— START Supplied material —

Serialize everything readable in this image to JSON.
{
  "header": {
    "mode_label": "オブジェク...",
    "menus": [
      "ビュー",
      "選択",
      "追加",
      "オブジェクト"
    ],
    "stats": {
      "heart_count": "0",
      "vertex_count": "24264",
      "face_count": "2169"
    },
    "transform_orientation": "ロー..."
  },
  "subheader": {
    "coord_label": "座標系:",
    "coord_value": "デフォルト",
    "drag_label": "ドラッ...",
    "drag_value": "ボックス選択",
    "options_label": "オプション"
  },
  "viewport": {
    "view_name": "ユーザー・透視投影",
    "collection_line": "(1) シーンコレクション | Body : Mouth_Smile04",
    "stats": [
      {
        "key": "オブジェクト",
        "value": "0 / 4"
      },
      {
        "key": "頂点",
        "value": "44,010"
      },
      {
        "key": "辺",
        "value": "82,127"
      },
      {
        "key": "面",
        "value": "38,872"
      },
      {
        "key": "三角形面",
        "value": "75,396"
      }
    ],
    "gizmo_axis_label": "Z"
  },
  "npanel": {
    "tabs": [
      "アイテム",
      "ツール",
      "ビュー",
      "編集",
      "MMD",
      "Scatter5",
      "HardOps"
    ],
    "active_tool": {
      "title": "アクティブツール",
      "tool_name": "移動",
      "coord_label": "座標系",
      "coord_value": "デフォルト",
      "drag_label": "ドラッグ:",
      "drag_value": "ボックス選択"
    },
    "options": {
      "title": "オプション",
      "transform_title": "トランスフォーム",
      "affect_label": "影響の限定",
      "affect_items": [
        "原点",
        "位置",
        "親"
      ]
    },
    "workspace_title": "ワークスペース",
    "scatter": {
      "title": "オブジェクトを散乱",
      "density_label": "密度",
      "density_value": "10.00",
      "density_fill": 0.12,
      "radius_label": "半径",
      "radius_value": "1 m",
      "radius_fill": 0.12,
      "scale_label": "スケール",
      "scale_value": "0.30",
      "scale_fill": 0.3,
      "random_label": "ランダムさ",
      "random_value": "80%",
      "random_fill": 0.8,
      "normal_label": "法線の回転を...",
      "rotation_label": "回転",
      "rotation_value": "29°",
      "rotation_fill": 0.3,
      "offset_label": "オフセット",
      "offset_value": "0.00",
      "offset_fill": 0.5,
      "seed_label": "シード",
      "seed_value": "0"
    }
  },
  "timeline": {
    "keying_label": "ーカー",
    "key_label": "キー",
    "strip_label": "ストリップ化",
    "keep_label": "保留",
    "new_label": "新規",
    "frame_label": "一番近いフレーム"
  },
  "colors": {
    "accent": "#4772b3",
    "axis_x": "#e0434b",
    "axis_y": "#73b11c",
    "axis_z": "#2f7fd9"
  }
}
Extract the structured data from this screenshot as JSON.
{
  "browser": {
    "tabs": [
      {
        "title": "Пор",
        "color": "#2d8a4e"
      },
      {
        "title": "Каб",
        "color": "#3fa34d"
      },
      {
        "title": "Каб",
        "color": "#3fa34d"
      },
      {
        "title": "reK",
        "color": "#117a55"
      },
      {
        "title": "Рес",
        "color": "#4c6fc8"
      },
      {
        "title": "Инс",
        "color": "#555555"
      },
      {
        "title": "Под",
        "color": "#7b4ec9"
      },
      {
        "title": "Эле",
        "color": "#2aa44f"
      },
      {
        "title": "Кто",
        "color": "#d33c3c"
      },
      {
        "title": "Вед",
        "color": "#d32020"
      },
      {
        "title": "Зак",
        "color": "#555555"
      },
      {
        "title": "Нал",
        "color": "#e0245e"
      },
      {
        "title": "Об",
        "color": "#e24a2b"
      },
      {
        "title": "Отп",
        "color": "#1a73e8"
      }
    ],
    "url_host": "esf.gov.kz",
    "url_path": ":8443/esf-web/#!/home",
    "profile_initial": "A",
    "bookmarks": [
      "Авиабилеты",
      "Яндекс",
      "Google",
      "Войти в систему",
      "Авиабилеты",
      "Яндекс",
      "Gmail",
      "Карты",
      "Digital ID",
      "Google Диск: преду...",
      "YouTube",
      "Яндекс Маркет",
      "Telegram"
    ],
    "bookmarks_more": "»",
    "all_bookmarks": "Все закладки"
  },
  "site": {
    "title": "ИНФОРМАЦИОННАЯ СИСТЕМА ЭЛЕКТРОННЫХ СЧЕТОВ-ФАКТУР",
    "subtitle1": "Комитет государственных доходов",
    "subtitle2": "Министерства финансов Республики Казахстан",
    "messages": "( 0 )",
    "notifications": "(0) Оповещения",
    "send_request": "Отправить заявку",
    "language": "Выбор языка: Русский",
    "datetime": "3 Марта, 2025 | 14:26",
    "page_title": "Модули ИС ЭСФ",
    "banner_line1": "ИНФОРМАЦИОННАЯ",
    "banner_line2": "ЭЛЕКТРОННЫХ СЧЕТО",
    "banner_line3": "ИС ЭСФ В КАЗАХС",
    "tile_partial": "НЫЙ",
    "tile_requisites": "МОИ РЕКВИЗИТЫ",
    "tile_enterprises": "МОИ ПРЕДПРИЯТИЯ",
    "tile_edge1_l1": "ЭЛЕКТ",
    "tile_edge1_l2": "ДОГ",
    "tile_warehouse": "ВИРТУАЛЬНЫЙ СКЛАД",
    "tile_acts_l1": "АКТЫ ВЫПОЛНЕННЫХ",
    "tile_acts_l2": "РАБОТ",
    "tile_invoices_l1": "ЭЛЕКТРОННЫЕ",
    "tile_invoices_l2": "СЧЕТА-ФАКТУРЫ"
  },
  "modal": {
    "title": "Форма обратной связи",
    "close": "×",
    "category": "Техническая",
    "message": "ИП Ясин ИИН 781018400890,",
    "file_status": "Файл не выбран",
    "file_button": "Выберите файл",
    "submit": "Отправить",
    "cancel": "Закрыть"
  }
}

— END Supplied material —

Given task |
How many lines of the entries above hold the string "ボックス選択"? Reply with the number alone.

Exercise answer |
2